#### Material provided
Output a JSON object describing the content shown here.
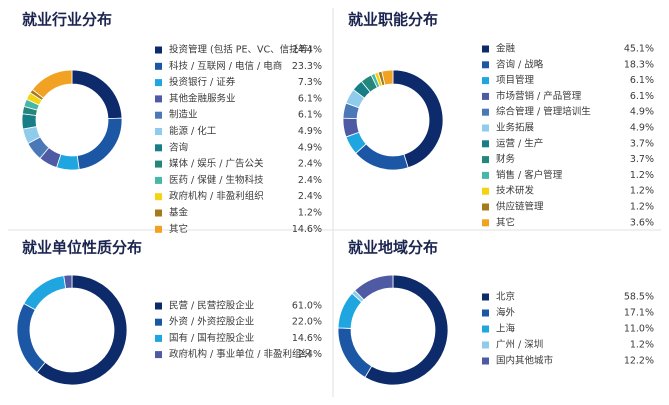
{
  "chart_data": [
    {
      "type": "pie",
      "title": "就业行业分布",
      "categories": [
        "投资管理 (包括 PE、VC、信托等)",
        "科技 / 互联网 / 电信 / 电商",
        "投资银行 / 证券",
        "其他金融服务业",
        "制造业",
        "能源 / 化工",
        "咨询",
        "媒体 / 娱乐 / 广告公关",
        "医药 / 保健 / 生物科技",
        "政府机构 / 非盈利组织",
        "基金",
        "其它"
      ],
      "values": [
        24.4,
        23.3,
        7.3,
        6.1,
        6.1,
        4.9,
        4.9,
        2.4,
        2.4,
        2.4,
        1.2,
        14.6
      ],
      "value_labels": [
        "24.4%",
        "23.3%",
        "7.3%",
        "6.1%",
        "6.1%",
        "4.9%",
        "4.9%",
        "2.4%",
        "2.4%",
        "2.4%",
        "1.2%",
        "14.6%"
      ],
      "colors": [
        "#0d2a6b",
        "#1c57a5",
        "#1fa6e0",
        "#4f5aa4",
        "#4b78b6",
        "#8fcbea",
        "#177d86",
        "#25877c",
        "#46b7a8",
        "#f3d312",
        "#a57a1e",
        "#f2a223"
      ]
    },
    {
      "type": "pie",
      "title": "就业职能分布",
      "categories": [
        "金融",
        "咨询 / 战略",
        "项目管理",
        "市场营销 / 产品管理",
        "综合管理 / 管理培训生",
        "业务拓展",
        "运营 / 生产",
        "财务",
        "销售 / 客户管理",
        "技术研发",
        "供应链管理",
        "其它"
      ],
      "values": [
        45.1,
        18.3,
        6.1,
        6.1,
        4.9,
        4.9,
        3.7,
        3.7,
        1.2,
        1.2,
        1.2,
        3.6
      ],
      "value_labels": [
        "45.1%",
        "18.3%",
        "6.1%",
        "6.1%",
        "4.9%",
        "4.9%",
        "3.7%",
        "3.7%",
        "1.2%",
        "1.2%",
        "1.2%",
        "3.6%"
      ],
      "colors": [
        "#0d2a6b",
        "#1c57a5",
        "#1fa6e0",
        "#4f5aa4",
        "#4b78b6",
        "#8fcbea",
        "#177d86",
        "#25877c",
        "#46b7a8",
        "#f3d312",
        "#a57a1e",
        "#f2a223"
      ]
    },
    {
      "type": "pie",
      "title": "就业单位性质分布",
      "categories": [
        "民营 / 民营控股企业",
        "外资 / 外资控股企业",
        "国有 / 国有控股企业",
        "政府机构 / 事业单位 / 非盈利组织"
      ],
      "values": [
        61.0,
        22.0,
        14.6,
        2.4
      ],
      "value_labels": [
        "61.0%",
        "22.0%",
        "14.6%",
        "2.4%"
      ],
      "colors": [
        "#0d2a6b",
        "#1c57a5",
        "#1fa6e0",
        "#4f5aa4"
      ]
    },
    {
      "type": "pie",
      "title": "就业地域分布",
      "categories": [
        "北京",
        "海外",
        "上海",
        "广州 / 深圳",
        "国内其他城市"
      ],
      "values": [
        58.5,
        17.1,
        11.0,
        1.2,
        12.2
      ],
      "value_labels": [
        "58.5%",
        "17.1%",
        "11.0%",
        "1.2%",
        "12.2%"
      ],
      "colors": [
        "#0d2a6b",
        "#1c57a5",
        "#1fa6e0",
        "#8fcbea",
        "#4f5aa4"
      ]
    }
  ]
}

#### Exercise goal
Count every line bearing the word "title"; report the total only.

#### Correct result
4